[BEGIN]

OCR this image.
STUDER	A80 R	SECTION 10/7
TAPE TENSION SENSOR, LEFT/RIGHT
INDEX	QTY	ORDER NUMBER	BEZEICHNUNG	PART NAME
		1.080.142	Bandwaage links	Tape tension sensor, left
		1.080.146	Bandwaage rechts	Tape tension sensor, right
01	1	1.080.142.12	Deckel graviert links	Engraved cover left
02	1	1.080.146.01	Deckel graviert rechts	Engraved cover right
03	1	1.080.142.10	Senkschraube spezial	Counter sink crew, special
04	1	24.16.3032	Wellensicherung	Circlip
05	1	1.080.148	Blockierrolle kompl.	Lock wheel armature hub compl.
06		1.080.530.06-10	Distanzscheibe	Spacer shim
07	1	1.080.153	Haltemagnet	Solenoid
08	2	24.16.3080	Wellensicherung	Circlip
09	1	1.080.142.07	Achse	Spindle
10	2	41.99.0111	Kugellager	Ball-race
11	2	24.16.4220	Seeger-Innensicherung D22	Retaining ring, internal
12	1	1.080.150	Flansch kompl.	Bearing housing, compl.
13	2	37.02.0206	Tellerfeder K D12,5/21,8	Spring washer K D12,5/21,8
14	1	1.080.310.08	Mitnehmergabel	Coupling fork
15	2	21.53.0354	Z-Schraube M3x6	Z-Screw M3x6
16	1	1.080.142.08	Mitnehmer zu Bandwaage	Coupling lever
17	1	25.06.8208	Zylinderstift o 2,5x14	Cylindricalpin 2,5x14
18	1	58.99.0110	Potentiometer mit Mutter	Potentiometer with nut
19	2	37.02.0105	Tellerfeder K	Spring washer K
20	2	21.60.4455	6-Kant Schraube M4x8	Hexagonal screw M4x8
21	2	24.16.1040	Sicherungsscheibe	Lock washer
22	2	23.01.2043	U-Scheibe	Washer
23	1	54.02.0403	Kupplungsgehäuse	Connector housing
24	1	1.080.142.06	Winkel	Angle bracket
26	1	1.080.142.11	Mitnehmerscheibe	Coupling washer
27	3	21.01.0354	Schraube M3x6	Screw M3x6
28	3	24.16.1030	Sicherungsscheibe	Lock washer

[END]

_WORK TO BE COMPLETED_
Return the whole listing exactly.

_TASK RESPONSE_
OCR this image.
STUDER	A80 R	SECTION 10/7
TAPE TENSION SENSOR, LEFT/RIGHT
INDEX	QTY	ORDER NUMBER	BEZEICHNUNG	PART NAME
		1.080.142	Bandwaage links	Tape tension sensor, left
		1.080.146	Bandwaage rechts	Tape tension sensor, right
01	1	1.080.142.12	Deckel graviert links	Engraved cover left
02	1	1.080.146.01	Deckel graviert rechts	Engraved cover right
03	1	1.080.142.10	Senkschraube spezial	Counter sink crew, special
04	1	24.16.3032	Wellensicherung	Circlip
05	1	1.080.148	Blockierrolle kompl.	Lock wheel armature hub compl.
06		1.080.530.06-10	Distanzscheibe	Spacer shim
07	1	1.080.153	Haltemagnet	Solenoid
08	2	24.16.3080	Wellensicherung	Circlip
09	1	1.080.142.07	Achse	Spindle
10	2	41.99.0111	Kugellager	Ball-race
11	2	24.16.4220	Seeger-Innensicherung D22	Retaining ring, internal
12	1	1.080.150	Flansch kompl.	Bearing housing, compl.
13	2	37.02.0206	Tellerfeder K D12,5/21,8	Spring washer K D12,5/21,8
14	1	1.080.310.08	Mitnehmergabel	Coupling fork
15	2	21.53.0354	Z-Schraube M3x6	Z-Screw M3x6
16	1	1.080.142.08	Mitnehmer zu Bandwaage	Coupling lever
17	1	25.06.8208	Zylinderstift o 2,5x14	Cylindricalpin 2,5x14
18	1	58.99.0110	Potentiometer mit Mutter	Potentiometer with nut
19	2	37.02.0105	Tellerfeder K	Spring washer K
20	2	21.60.4455	6-Kant Schraube M4x8	Hexagonal screw M4x8
21	2	24.16.1040	Sicherungsscheibe	Lock washer
22	2	23.01.2043	U-Scheibe	Washer
23	1	54.02.0403	Kupplungsgehäuse	Connector housing
24	1	1.080.142.06	Winkel	Angle bracket
26	1	1.080.142.11	Mitnehmerscheibe	Coupling washer
27	3	21.01.0354	Schraube M3x6	Screw M3x6
28	3	24.16.1030	Sicherungsscheibe	Lock washer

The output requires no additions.